» WHAT IS EXPECTED: Copy each line below exactly and leave the pictures out.

Data records
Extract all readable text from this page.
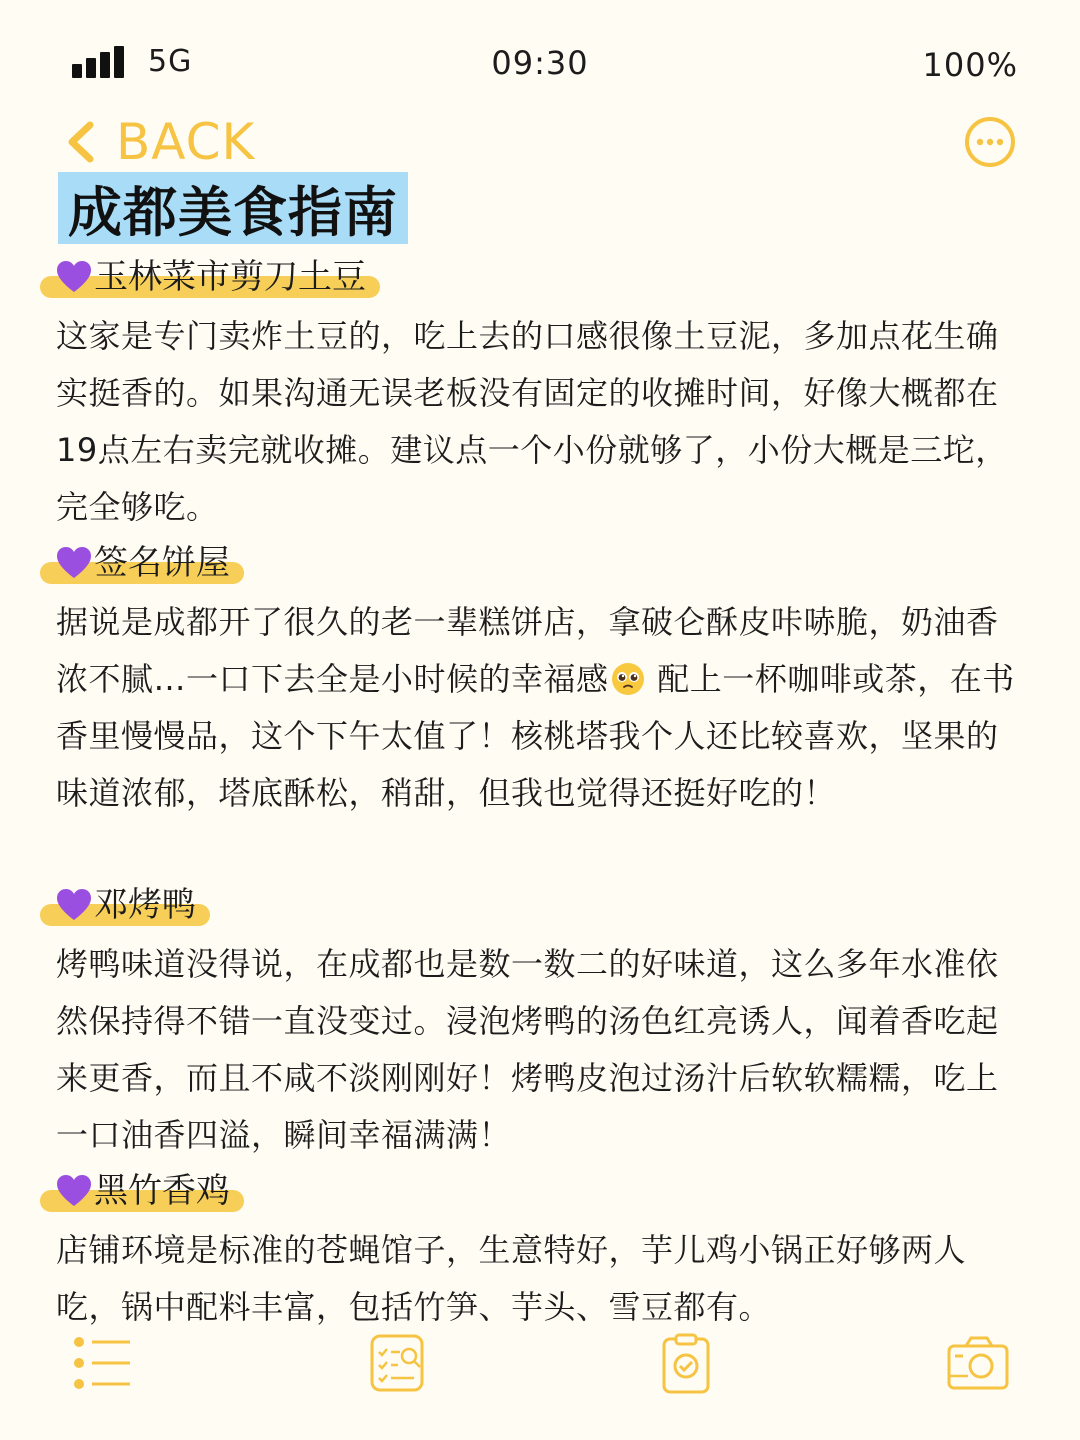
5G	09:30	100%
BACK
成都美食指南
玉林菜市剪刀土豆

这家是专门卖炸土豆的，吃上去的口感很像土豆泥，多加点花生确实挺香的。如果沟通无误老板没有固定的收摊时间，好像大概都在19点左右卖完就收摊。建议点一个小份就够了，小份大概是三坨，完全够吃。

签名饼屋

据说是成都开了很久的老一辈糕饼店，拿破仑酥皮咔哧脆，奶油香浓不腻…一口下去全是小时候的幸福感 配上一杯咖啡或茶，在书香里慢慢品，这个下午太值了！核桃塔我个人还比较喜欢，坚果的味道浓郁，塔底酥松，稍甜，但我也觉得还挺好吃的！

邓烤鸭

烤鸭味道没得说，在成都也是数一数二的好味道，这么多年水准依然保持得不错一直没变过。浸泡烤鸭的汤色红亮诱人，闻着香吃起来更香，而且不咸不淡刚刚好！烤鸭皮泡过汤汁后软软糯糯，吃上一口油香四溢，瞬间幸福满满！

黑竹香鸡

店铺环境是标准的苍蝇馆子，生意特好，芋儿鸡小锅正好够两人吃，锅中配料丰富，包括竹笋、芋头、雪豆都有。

» RESPONSE BELOW:
Extract all readable text from this page.
5G	09:30	100%
BACK
成都美食指南
玉林菜市剪刀土豆

这家是专门卖炸土豆的，吃上去的口感很像土豆泥，多加点花生确实挺香的。如果沟通无误老板没有固定的收摊时间，好像大概都在19点左右卖完就收摊。建议点一个小份就够了，小份大概是三坨，完全够吃。

签名饼屋

据说是成都开了很久的老一辈糕饼店，拿破仑酥皮咔哧脆，奶油香浓不腻…一口下去全是小时候的幸福感 配上一杯咖啡或茶，在书香里慢慢品，这个下午太值了！核桃塔我个人还比较喜欢，坚果的味道浓郁，塔底酥松，稍甜，但我也觉得还挺好吃的！

邓烤鸭

烤鸭味道没得说，在成都也是数一数二的好味道，这么多年水准依然保持得不错一直没变过。浸泡烤鸭的汤色红亮诱人，闻着香吃起来更香，而且不咸不淡刚刚好！烤鸭皮泡过汤汁后软软糯糯，吃上一口油香四溢，瞬间幸福满满！

黑竹香鸡

店铺环境是标准的苍蝇馆子，生意特好，芋儿鸡小锅正好够两人吃，锅中配料丰富，包括竹笋、芋头、雪豆都有。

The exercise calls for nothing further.